_Exercise aim_
Reproduce the material in full, exactly as written.

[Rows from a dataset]
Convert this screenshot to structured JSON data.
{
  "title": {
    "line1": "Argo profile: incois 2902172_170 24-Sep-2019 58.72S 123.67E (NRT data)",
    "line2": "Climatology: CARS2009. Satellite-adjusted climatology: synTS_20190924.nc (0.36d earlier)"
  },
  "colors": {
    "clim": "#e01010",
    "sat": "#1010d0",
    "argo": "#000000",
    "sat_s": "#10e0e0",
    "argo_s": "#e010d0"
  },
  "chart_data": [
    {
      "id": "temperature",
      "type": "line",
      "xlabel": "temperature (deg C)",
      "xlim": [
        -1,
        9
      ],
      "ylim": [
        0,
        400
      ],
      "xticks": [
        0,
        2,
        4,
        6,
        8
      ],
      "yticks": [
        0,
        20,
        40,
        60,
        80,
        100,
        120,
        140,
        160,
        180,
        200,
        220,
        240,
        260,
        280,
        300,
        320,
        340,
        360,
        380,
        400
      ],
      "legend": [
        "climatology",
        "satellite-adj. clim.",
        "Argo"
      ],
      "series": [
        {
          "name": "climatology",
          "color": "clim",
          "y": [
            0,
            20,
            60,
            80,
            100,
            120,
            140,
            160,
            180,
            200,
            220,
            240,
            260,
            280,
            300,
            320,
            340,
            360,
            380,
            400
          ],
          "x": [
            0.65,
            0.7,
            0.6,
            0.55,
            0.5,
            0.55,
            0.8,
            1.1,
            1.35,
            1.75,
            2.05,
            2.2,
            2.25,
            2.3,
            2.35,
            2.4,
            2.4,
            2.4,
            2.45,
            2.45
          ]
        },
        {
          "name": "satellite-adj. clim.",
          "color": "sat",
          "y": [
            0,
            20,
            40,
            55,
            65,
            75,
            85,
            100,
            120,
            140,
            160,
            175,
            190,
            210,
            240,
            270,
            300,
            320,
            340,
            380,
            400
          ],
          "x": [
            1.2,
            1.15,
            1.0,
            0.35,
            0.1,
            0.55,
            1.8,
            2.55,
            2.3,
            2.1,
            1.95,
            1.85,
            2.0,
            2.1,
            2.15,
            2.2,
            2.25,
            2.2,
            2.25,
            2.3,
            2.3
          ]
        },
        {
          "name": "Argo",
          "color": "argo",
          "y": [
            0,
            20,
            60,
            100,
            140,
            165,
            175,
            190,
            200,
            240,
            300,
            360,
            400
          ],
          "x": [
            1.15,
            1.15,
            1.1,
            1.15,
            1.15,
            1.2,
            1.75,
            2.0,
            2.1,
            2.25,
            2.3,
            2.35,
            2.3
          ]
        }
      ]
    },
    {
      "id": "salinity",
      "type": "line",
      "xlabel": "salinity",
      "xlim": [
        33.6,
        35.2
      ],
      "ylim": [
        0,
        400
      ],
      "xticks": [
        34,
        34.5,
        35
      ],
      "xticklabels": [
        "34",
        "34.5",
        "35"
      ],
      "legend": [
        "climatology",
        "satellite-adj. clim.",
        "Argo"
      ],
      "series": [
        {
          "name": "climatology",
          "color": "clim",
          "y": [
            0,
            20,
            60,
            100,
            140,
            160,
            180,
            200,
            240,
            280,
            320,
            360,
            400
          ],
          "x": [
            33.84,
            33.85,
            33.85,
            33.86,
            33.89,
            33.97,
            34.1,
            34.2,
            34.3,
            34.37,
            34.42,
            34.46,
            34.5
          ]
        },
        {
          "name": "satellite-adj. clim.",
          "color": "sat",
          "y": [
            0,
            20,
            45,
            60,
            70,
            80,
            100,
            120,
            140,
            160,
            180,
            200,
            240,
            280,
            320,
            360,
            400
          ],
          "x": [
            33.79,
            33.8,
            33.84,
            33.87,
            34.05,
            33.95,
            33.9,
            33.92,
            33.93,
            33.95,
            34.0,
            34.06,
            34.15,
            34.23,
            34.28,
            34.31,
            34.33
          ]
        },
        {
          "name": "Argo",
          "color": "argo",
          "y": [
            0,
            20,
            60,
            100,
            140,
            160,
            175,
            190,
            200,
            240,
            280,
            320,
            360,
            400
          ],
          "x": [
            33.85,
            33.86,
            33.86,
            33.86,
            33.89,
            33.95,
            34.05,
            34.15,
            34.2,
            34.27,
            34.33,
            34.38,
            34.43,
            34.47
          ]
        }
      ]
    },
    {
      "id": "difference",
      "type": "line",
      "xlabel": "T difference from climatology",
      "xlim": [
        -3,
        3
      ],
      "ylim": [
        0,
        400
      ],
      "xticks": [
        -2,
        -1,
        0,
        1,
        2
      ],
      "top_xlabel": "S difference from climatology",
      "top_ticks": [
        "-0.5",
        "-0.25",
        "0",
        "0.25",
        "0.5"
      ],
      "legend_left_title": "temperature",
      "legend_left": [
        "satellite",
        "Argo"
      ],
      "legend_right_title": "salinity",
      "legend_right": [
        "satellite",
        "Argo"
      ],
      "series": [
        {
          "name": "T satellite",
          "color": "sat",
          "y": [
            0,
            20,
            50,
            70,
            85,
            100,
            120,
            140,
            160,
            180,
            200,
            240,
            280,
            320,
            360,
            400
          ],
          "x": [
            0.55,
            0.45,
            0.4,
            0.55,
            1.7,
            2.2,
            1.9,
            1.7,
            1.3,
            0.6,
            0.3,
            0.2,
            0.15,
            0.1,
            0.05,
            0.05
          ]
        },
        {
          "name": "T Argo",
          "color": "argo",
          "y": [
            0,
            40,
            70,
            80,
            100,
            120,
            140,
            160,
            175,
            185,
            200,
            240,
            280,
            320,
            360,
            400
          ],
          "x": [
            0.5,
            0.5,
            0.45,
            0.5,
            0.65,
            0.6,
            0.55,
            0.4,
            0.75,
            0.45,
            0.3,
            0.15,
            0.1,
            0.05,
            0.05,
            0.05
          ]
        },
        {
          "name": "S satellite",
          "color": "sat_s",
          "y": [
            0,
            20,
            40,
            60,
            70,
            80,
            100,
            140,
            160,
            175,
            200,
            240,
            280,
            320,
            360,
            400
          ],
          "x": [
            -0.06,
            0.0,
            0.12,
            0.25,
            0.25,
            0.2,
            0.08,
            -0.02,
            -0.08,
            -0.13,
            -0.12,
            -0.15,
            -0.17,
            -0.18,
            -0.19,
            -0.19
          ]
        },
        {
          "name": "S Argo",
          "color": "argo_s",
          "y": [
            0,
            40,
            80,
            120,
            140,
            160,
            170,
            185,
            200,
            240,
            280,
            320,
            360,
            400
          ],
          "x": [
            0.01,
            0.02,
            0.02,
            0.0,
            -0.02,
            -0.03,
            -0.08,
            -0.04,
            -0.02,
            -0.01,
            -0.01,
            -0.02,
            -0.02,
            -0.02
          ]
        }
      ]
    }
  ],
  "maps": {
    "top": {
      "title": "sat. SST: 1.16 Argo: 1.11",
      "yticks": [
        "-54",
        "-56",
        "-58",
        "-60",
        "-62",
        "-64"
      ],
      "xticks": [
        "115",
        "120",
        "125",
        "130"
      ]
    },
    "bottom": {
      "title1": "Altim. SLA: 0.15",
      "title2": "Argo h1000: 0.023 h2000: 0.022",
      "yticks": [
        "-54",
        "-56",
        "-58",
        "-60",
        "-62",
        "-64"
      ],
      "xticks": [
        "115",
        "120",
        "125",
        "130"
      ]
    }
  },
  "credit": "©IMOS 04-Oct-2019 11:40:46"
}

_Written solution_
Convert this screenshot to structured JSON data.
{
  "title": {
    "line1": "Argo profile: incois 2902172_170 24-Sep-2019 58.72S 123.67E (NRT data)",
    "line2": "Climatology: CARS2009. Satellite-adjusted climatology: synTS_20190924.nc (0.36d earlier)"
  },
  "colors": {
    "clim": "#e01010",
    "sat": "#1010d0",
    "argo": "#000000",
    "sat_s": "#10e0e0",
    "argo_s": "#e010d0"
  },
  "chart_data": [
    {
      "id": "temperature",
      "type": "line",
      "xlabel": "temperature (deg C)",
      "xlim": [
        -1,
        9
      ],
      "ylim": [
        0,
        400
      ],
      "xticks": [
        0,
        2,
        4,
        6,
        8
      ],
      "yticks": [
        0,
        20,
        40,
        60,
        80,
        100,
        120,
        140,
        160,
        180,
        200,
        220,
        240,
        260,
        280,
        300,
        320,
        340,
        360,
        380,
        400
      ],
      "legend": [
        "climatology",
        "satellite-adj. clim.",
        "Argo"
      ],
      "series": [
        {
          "name": "climatology",
          "color": "clim",
          "y": [
            0,
            20,
            60,
            80,
            100,
            120,
            140,
            160,
            180,
            200,
            220,
            240,
            260,
            280,
            300,
            320,
            340,
            360,
            380,
            400
          ],
          "x": [
            0.65,
            0.7,
            0.6,
            0.55,
            0.5,
            0.55,
            0.8,
            1.1,
            1.35,
            1.75,
            2.05,
            2.2,
            2.25,
            2.3,
            2.35,
            2.4,
            2.4,
            2.4,
            2.45,
            2.45
          ]
        },
        {
          "name": "satellite-adj. clim.",
          "color": "sat",
          "y": [
            0,
            20,
            40,
            55,
            65,
            75,
            85,
            100,
            120,
            140,
            160,
            175,
            190,
            210,
            240,
            270,
            300,
            320,
            340,
            380,
            400
          ],
          "x": [
            1.2,
            1.15,
            1.0,
            0.35,
            0.1,
            0.55,
            1.8,
            2.55,
            2.3,
            2.1,
            1.95,
            1.85,
            2.0,
            2.1,
            2.15,
            2.2,
            2.25,
            2.2,
            2.25,
            2.3,
            2.3
          ]
        },
        {
          "name": "Argo",
          "color": "argo",
          "y": [
            0,
            20,
            60,
            100,
            140,
            165,
            175,
            190,
            200,
            240,
            300,
            360,
            400
          ],
          "x": [
            1.15,
            1.15,
            1.1,
            1.15,
            1.15,
            1.2,
            1.75,
            2.0,
            2.1,
            2.25,
            2.3,
            2.35,
            2.3
          ]
        }
      ]
    },
    {
      "id": "salinity",
      "type": "line",
      "xlabel": "salinity",
      "xlim": [
        33.6,
        35.2
      ],
      "ylim": [
        0,
        400
      ],
      "xticks": [
        34,
        34.5,
        35
      ],
      "xticklabels": [
        "34",
        "34.5",
        "35"
      ],
      "legend": [
        "climatology",
        "satellite-adj. clim.",
        "Argo"
      ],
      "series": [
        {
          "name": "climatology",
          "color": "clim",
          "y": [
            0,
            20,
            60,
            100,
            140,
            160,
            180,
            200,
            240,
            280,
            320,
            360,
            400
          ],
          "x": [
            33.84,
            33.85,
            33.85,
            33.86,
            33.89,
            33.97,
            34.1,
            34.2,
            34.3,
            34.37,
            34.42,
            34.46,
            34.5
          ]
        },
        {
          "name": "satellite-adj. clim.",
          "color": "sat",
          "y": [
            0,
            20,
            45,
            60,
            70,
            80,
            100,
            120,
            140,
            160,
            180,
            200,
            240,
            280,
            320,
            360,
            400
          ],
          "x": [
            33.79,
            33.8,
            33.84,
            33.87,
            34.05,
            33.95,
            33.9,
            33.92,
            33.93,
            33.95,
            34.0,
            34.06,
            34.15,
            34.23,
            34.28,
            34.31,
            34.33
          ]
        },
        {
          "name": "Argo",
          "color": "argo",
          "y": [
            0,
            20,
            60,
            100,
            140,
            160,
            175,
            190,
            200,
            240,
            280,
            320,
            360,
            400
          ],
          "x": [
            33.85,
            33.86,
            33.86,
            33.86,
            33.89,
            33.95,
            34.05,
            34.15,
            34.2,
            34.27,
            34.33,
            34.38,
            34.43,
            34.47
          ]
        }
      ]
    },
    {
      "id": "difference",
      "type": "line",
      "xlabel": "T difference from climatology",
      "xlim": [
        -3,
        3
      ],
      "ylim": [
        0,
        400
      ],
      "xticks": [
        -2,
        -1,
        0,
        1,
        2
      ],
      "top_xlabel": "S difference from climatology",
      "top_ticks": [
        "-0.5",
        "-0.25",
        "0",
        "0.25",
        "0.5"
      ],
      "legend_left_title": "temperature",
      "legend_left": [
        "satellite",
        "Argo"
      ],
      "legend_right_title": "salinity",
      "legend_right": [
        "satellite",
        "Argo"
      ],
      "series": [
        {
          "name": "T satellite",
          "color": "sat",
          "y": [
            0,
            20,
            50,
            70,
            85,
            100,
            120,
            140,
            160,
            180,
            200,
            240,
            280,
            320,
            360,
            400
          ],
          "x": [
            0.55,
            0.45,
            0.4,
            0.55,
            1.7,
            2.2,
            1.9,
            1.7,
            1.3,
            0.6,
            0.3,
            0.2,
            0.15,
            0.1,
            0.05,
            0.05
          ]
        },
        {
          "name": "T Argo",
          "color": "argo",
          "y": [
            0,
            40,
            70,
            80,
            100,
            120,
            140,
            160,
            175,
            185,
            200,
            240,
            280,
            320,
            360,
            400
          ],
          "x": [
            0.5,
            0.5,
            0.45,
            0.5,
            0.65,
            0.6,
            0.55,
            0.4,
            0.75,
            0.45,
            0.3,
            0.15,
            0.1,
            0.05,
            0.05,
            0.05
          ]
        },
        {
          "name": "S satellite",
          "color": "sat_s",
          "y": [
            0,
            20,
            40,
            60,
            70,
            80,
            100,
            140,
            160,
            175,
            200,
            240,
            280,
            320,
            360,
            400
          ],
          "x": [
            -0.06,
            0.0,
            0.12,
            0.25,
            0.25,
            0.2,
            0.08,
            -0.02,
            -0.08,
            -0.13,
            -0.12,
            -0.15,
            -0.17,
            -0.18,
            -0.19,
            -0.19
          ]
        },
        {
          "name": "S Argo",
          "color": "argo_s",
          "y": [
            0,
            40,
            80,
            120,
            140,
            160,
            170,
            185,
            200,
            240,
            280,
            320,
            360,
            400
          ],
          "x": [
            0.01,
            0.02,
            0.02,
            0.0,
            -0.02,
            -0.03,
            -0.08,
            -0.04,
            -0.02,
            -0.01,
            -0.01,
            -0.02,
            -0.02,
            -0.02
          ]
        }
      ]
    }
  ],
  "maps": {
    "top": {
      "title": "sat. SST: 1.16 Argo: 1.11",
      "yticks": [
        "-54",
        "-56",
        "-58",
        "-60",
        "-62",
        "-64"
      ],
      "xticks": [
        "115",
        "120",
        "125",
        "130"
      ]
    },
    "bottom": {
      "title1": "Altim. SLA: 0.15",
      "title2": "Argo h1000: 0.023 h2000: 0.022",
      "yticks": [
        "-54",
        "-56",
        "-58",
        "-60",
        "-62",
        "-64"
      ],
      "xticks": [
        "115",
        "120",
        "125",
        "130"
      ]
    }
  },
  "credit": "©IMOS 04-Oct-2019 11:40:46"
}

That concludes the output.